→ **Task requirements**
Each record is to be printed again precisely as it reads.

→ **Stored records**

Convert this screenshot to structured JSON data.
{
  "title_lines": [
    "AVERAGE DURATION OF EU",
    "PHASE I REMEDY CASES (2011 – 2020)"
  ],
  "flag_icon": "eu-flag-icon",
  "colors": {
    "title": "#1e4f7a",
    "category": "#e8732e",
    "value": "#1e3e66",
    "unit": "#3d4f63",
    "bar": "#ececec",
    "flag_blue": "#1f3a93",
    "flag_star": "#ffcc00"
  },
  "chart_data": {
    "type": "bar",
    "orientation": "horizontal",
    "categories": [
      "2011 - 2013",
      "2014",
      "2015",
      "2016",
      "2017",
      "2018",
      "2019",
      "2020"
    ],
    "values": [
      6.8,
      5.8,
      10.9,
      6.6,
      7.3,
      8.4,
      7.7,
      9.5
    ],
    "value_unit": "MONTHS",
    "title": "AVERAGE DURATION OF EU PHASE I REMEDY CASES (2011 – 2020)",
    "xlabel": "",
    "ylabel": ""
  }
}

→ **Response to the exercise**
Convert this screenshot to structured JSON data.
{
  "title_lines": [
    "AVERAGE DURATION OF EU",
    "PHASE I REMEDY CASES (2011 – 2020)"
  ],
  "flag_icon": "eu-flag-icon",
  "colors": {
    "title": "#1e4f7a",
    "category": "#e8732e",
    "value": "#1e3e66",
    "unit": "#3d4f63",
    "bar": "#ececec",
    "flag_blue": "#1f3a93",
    "flag_star": "#ffcc00"
  },
  "chart_data": {
    "type": "bar",
    "orientation": "horizontal",
    "categories": [
      "2011 - 2013",
      "2014",
      "2015",
      "2016",
      "2017",
      "2018",
      "2019",
      "2020"
    ],
    "values": [
      6.8,
      5.8,
      10.9,
      6.6,
      7.3,
      8.4,
      7.7,
      9.5
    ],
    "value_unit": "MONTHS",
    "title": "AVERAGE DURATION OF EU PHASE I REMEDY CASES (2011 – 2020)",
    "xlabel": "",
    "ylabel": ""
  }
}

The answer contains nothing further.